Begin Provided data

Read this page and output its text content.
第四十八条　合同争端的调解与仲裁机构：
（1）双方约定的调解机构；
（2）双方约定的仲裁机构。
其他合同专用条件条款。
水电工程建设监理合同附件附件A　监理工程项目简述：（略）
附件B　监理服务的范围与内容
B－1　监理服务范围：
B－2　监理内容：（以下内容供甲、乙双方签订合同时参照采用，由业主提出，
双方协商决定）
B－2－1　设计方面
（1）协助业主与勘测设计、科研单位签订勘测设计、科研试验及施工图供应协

End Provided data

◆ **What the task requires**
Copy out each line exactly.

◆ **Complete answer**
Read this page and output its text content.
第四十八条　合同争端的调解与仲裁机构：
（1）双方约定的调解机构；
（2）双方约定的仲裁机构。
其他合同专用条件条款。
水电工程建设监理合同附件附件A　监理工程项目简述：（略）
附件B　监理服务的范围与内容
B－1　监理服务范围：
B－2　监理内容：（以下内容供甲、乙双方签订合同时参照采用，由业主提出，
双方协商决定）
B－2－1　设计方面
（1）协助业主与勘测设计、科研单位签订勘测设计、科研试验及施工图供应协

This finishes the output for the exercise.